◆ Directions for this task
Carry none of the pictures over; set down the material below exactly.

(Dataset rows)
----------

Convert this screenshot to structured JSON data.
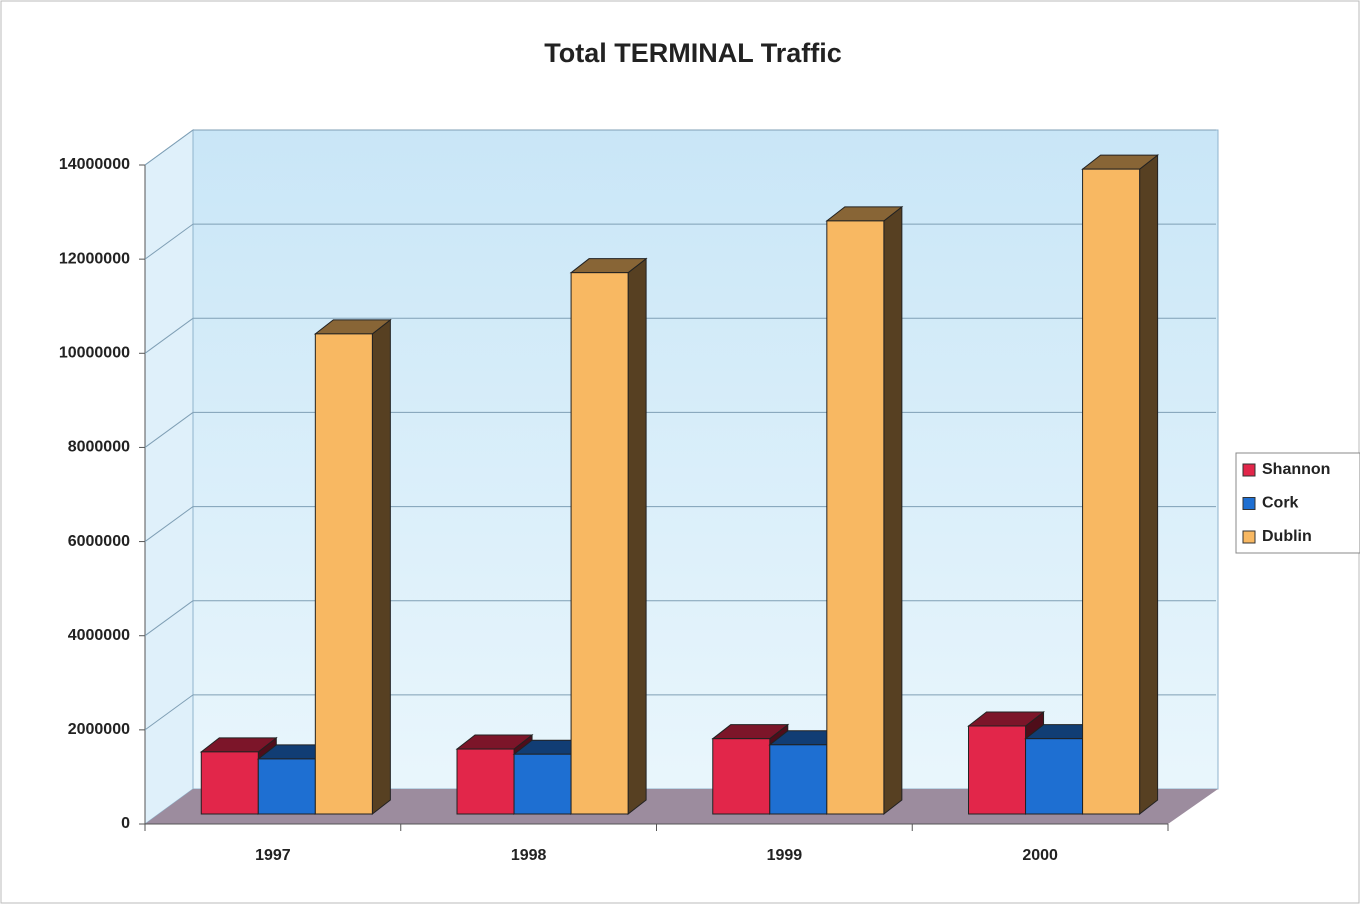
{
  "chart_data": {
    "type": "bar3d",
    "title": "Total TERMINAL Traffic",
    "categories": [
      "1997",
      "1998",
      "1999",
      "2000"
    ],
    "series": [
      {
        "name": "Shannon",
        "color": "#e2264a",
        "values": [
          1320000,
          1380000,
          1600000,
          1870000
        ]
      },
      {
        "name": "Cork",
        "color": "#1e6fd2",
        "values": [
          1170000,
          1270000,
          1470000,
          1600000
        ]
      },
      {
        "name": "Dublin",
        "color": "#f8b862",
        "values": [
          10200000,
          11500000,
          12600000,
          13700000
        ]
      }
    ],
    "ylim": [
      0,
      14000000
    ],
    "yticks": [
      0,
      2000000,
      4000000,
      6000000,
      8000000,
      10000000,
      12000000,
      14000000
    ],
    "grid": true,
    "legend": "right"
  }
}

----------

◆ Task solution
Convert this screenshot to structured JSON data.
{
  "chart_data": {
    "type": "bar3d",
    "title": "Total TERMINAL Traffic",
    "categories": [
      "1997",
      "1998",
      "1999",
      "2000"
    ],
    "series": [
      {
        "name": "Shannon",
        "color": "#e2264a",
        "values": [
          1320000,
          1380000,
          1600000,
          1870000
        ]
      },
      {
        "name": "Cork",
        "color": "#1e6fd2",
        "values": [
          1170000,
          1270000,
          1470000,
          1600000
        ]
      },
      {
        "name": "Dublin",
        "color": "#f8b862",
        "values": [
          10200000,
          11500000,
          12600000,
          13700000
        ]
      }
    ],
    "ylim": [
      0,
      14000000
    ],
    "yticks": [
      0,
      2000000,
      4000000,
      6000000,
      8000000,
      10000000,
      12000000,
      14000000
    ],
    "grid": true,
    "legend": "right"
  }
}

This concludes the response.